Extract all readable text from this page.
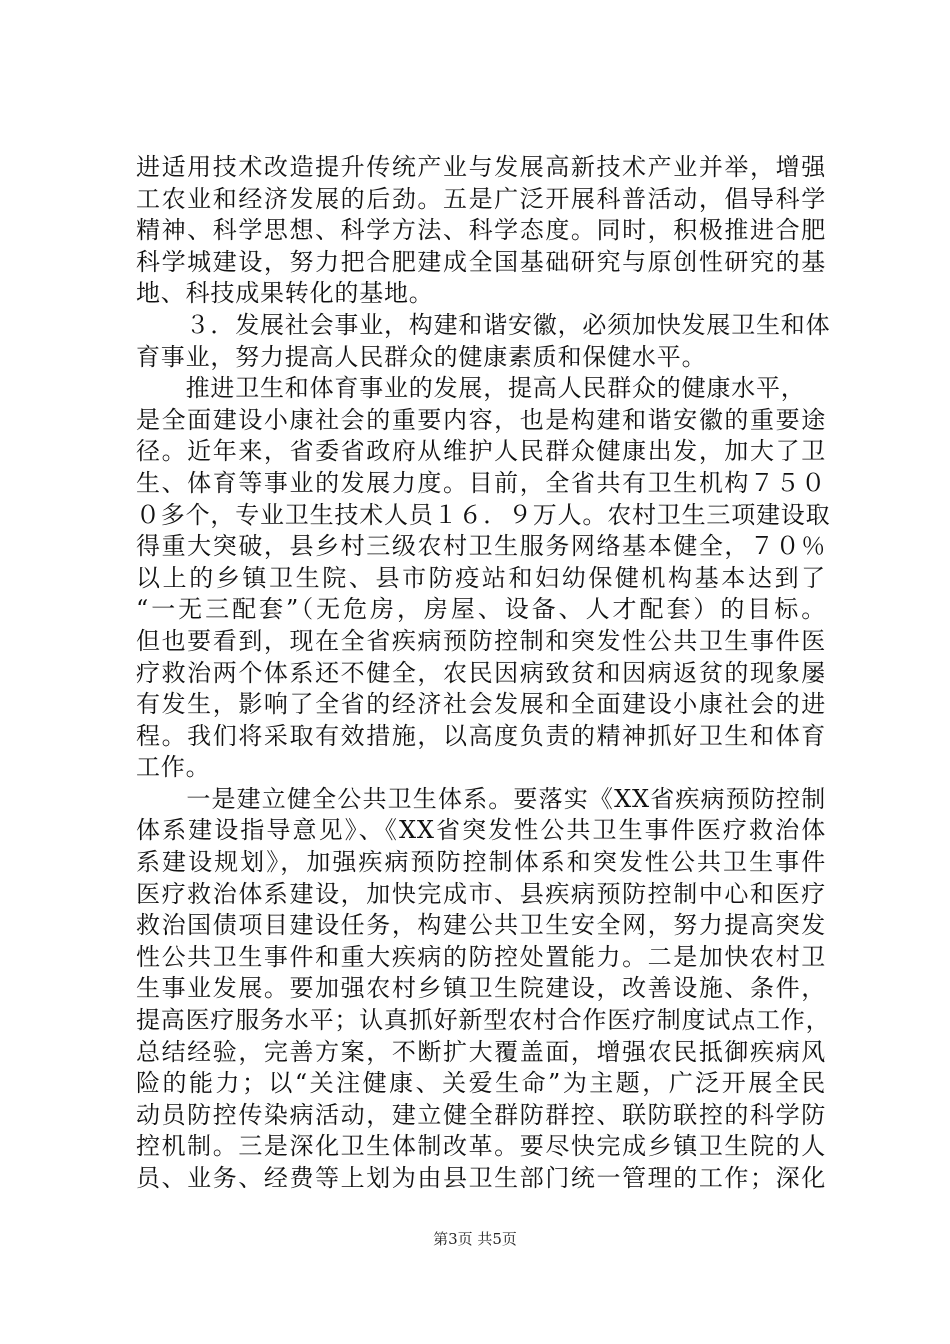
进适用技术改造提升传统产业与发展高新技术产业并举，增强
工农业和经济发展的后劲。五是广泛开展科普活动，倡导科学
精神、科学思想、科学方法、科学态度。同时，积极推进合肥
科学城建设，努力把合肥建成全国基础研究与原创性研究的基
地、科技成果转化的基地。
　　３．发展社会事业，构建和谐安徽，必须加快发展卫生和体
育事业，努力提高人民群众的健康素质和保健水平。
　　推进卫生和体育事业的发展，提高人民群众的健康水平，
是全面建设小康社会的重要内容，也是构建和谐安徽的重要途
径。近年来，省委省政府从维护人民群众健康出发，加大了卫
生、体育等事业的发展力度。目前，全省共有卫生机构７５０
０多个，专业卫生技术人员１６．９万人。农村卫生三项建设取
得重大突破，县乡村三级农村卫生服务网络基本健全，７０％
以上的乡镇卫生院、县市防疫站和妇幼保健机构基本达到了
“一无三配套”（无危房，房屋、设备、人才配套）的目标。
但也要看到，现在全省疾病预防控制和突发性公共卫生事件医
疗救治两个体系还不健全，农民因病致贫和因病返贫的现象屡
有发生，影响了全省的经济社会发展和全面建设小康社会的进
程。我们将采取有效措施，以高度负责的精神抓好卫生和体育
工作。
　　一是建立健全公共卫生体系。要落实《XX省疾病预防控制
体系建设指导意见》、《XX省突发性公共卫生事件医疗救治体
系建设规划》，加强疾病预防控制体系和突发性公共卫生事件
医疗救治体系建设，加快完成市、县疾病预防控制中心和医疗
救治国债项目建设任务，构建公共卫生安全网，努力提高突发
性公共卫生事件和重大疾病的防控处置能力。二是加快农村卫
生事业发展。要加强农村乡镇卫生院建设，改善设施、条件，
提高医疗服务水平；认真抓好新型农村合作医疗制度试点工作，
总结经验，完善方案，不断扩大覆盖面，增强农民抵御疾病风
险的能力；以“关注健康、关爱生命”为主题，广泛开展全民
动员防控传染病活动，建立健全群防群控、联防联控的科学防
控机制。三是深化卫生体制改革。要尽快完成乡镇卫生院的人
员、业务、经费等上划为由县卫生部门统一管理的工作；深化
第3页 共5页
= = = =
Quote everything in the listing above exactly; pictures are the only thing to omit.

- Exercise response -
Extract all readable text from this page.
进适用技术改造提升传统产业与发展高新技术产业并举，增强
工农业和经济发展的后劲。五是广泛开展科普活动，倡导科学
精神、科学思想、科学方法、科学态度。同时，积极推进合肥
科学城建设，努力把合肥建成全国基础研究与原创性研究的基
地、科技成果转化的基地。
　　３．发展社会事业，构建和谐安徽，必须加快发展卫生和体
育事业，努力提高人民群众的健康素质和保健水平。
　　推进卫生和体育事业的发展，提高人民群众的健康水平，
是全面建设小康社会的重要内容，也是构建和谐安徽的重要途
径。近年来，省委省政府从维护人民群众健康出发，加大了卫
生、体育等事业的发展力度。目前，全省共有卫生机构７５０
０多个，专业卫生技术人员１６．９万人。农村卫生三项建设取
得重大突破，县乡村三级农村卫生服务网络基本健全，７０％
以上的乡镇卫生院、县市防疫站和妇幼保健机构基本达到了
“一无三配套”（无危房，房屋、设备、人才配套）的目标。
但也要看到，现在全省疾病预防控制和突发性公共卫生事件医
疗救治两个体系还不健全，农民因病致贫和因病返贫的现象屡
有发生，影响了全省的经济社会发展和全面建设小康社会的进
程。我们将采取有效措施，以高度负责的精神抓好卫生和体育
工作。
　　一是建立健全公共卫生体系。要落实《XX省疾病预防控制
体系建设指导意见》、《XX省突发性公共卫生事件医疗救治体
系建设规划》，加强疾病预防控制体系和突发性公共卫生事件
医疗救治体系建设，加快完成市、县疾病预防控制中心和医疗
救治国债项目建设任务，构建公共卫生安全网，努力提高突发
性公共卫生事件和重大疾病的防控处置能力。二是加快农村卫
生事业发展。要加强农村乡镇卫生院建设，改善设施、条件，
提高医疗服务水平；认真抓好新型农村合作医疗制度试点工作，
总结经验，完善方案，不断扩大覆盖面，增强农民抵御疾病风
险的能力；以“关注健康、关爱生命”为主题，广泛开展全民
动员防控传染病活动，建立健全群防群控、联防联控的科学防
控机制。三是深化卫生体制改革。要尽快完成乡镇卫生院的人
员、业务、经费等上划为由县卫生部门统一管理的工作；深化
第3页 共5页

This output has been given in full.